Prairie, who is also the director of the French-language publication program for Pathfinder Press, made these remarks as he welcomed some 50 people to a May 8 meeting here organized by the Communist League.

Participants included communist workers from Canada and several U.S. cities. Supporters of the Communist League from Toronto, Montreal, and Vancouver attended, as did young people involved in building a delegation from Canada to the 16th World Festival of Youth and Students taking place in Caracas, Venezuela, in August. A janitor at the Steelworkers hall where the meeting was held also joined the meeting and workers taking part in other activities at the union center stopped by to purchase books and talk.

Another 20 people had attended a similar celebration in Montreal two days earlier—including four youth who participated in a recent Quebec-wide student strike.

Supplied material:
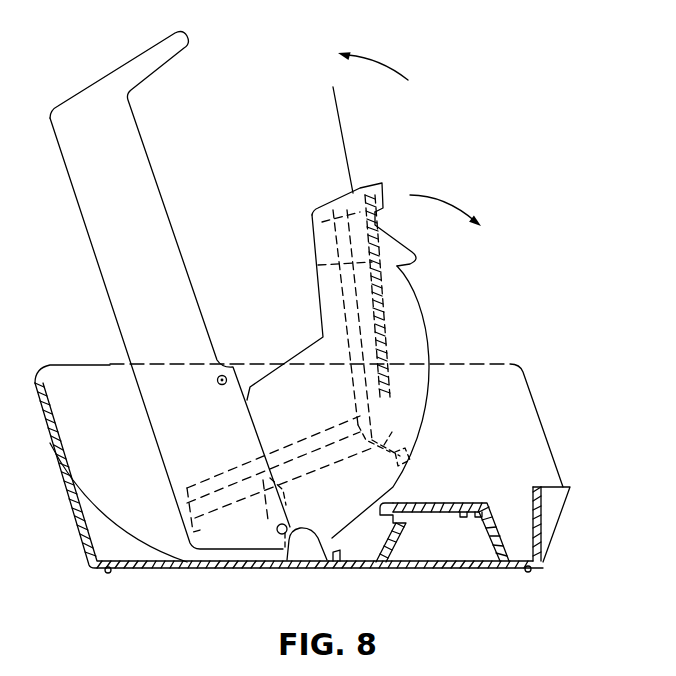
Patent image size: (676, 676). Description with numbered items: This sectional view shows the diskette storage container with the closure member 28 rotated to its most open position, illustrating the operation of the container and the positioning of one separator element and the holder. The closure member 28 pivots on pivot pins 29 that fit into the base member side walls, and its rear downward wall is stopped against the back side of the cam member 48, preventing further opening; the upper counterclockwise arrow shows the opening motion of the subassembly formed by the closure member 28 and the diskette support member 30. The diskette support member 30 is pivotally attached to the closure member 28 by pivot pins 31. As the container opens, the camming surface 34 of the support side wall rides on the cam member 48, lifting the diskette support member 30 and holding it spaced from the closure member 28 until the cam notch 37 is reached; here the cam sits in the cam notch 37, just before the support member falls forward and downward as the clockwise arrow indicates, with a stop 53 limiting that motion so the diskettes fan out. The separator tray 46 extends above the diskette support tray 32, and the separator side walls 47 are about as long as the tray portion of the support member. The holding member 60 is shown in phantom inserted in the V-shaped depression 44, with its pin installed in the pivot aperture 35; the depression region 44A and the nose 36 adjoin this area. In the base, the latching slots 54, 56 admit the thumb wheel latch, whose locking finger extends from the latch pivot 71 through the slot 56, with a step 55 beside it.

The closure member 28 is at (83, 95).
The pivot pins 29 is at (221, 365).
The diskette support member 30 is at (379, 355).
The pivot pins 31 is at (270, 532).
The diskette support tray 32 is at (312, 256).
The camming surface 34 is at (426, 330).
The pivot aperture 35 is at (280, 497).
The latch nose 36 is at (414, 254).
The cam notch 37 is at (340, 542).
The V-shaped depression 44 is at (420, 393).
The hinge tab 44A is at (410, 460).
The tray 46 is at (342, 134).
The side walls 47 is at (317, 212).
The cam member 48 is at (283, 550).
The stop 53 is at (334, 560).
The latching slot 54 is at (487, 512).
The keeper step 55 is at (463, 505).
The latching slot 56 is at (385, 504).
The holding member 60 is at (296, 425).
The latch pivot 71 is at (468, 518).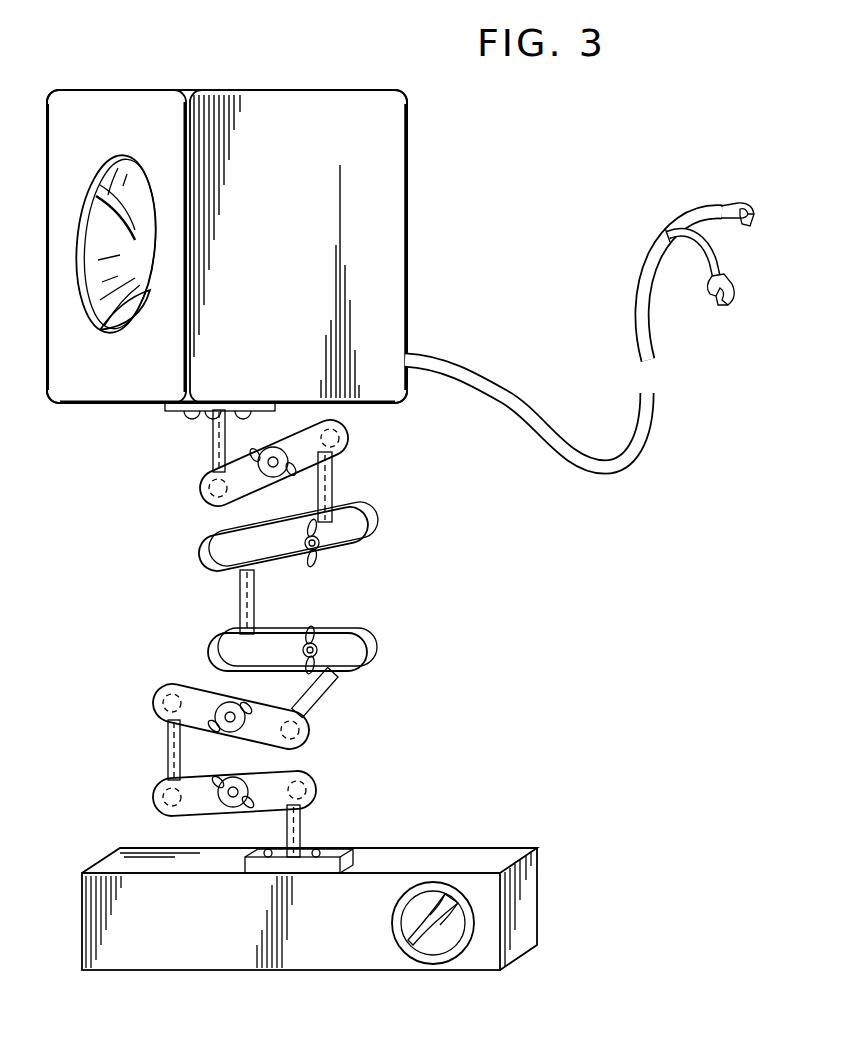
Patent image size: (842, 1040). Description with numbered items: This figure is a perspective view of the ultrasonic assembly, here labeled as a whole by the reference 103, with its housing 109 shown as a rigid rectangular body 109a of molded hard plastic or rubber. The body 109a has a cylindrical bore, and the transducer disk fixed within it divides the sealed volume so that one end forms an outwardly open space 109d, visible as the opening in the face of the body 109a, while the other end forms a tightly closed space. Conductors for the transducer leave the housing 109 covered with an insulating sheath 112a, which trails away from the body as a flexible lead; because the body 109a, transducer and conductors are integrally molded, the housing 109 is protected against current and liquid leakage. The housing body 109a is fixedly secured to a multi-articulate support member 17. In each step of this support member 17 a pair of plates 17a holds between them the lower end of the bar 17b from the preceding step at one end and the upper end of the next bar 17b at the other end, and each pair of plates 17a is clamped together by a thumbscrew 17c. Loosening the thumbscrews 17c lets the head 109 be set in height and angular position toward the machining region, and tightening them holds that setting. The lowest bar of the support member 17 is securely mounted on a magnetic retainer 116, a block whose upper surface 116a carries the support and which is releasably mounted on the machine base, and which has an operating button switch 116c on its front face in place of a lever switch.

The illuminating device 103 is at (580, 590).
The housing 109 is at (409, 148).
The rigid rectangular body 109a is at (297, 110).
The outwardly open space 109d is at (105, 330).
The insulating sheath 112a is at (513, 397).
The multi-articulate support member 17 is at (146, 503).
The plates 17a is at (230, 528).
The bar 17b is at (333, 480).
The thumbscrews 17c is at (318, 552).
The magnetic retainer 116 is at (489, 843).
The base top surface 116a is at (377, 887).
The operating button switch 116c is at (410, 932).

Task requirements:
**a.** Translate into French this sentence from the Communist League meeting report: "Participants included communist workers from Canada and several U.S. cities."
**b.** According to the Communist League meeting report, how many people attended the similar celebration in Montreal?
**c.** List every city named in the Communist League meeting report.

Full answers:
**a.** Parmi les participants figuraient des travailleurs communistes du Canada et de plusieurs villes des États-Unis.

**b.** 20 people

**c.** Toronto, Montreal, Vancouver, Caracas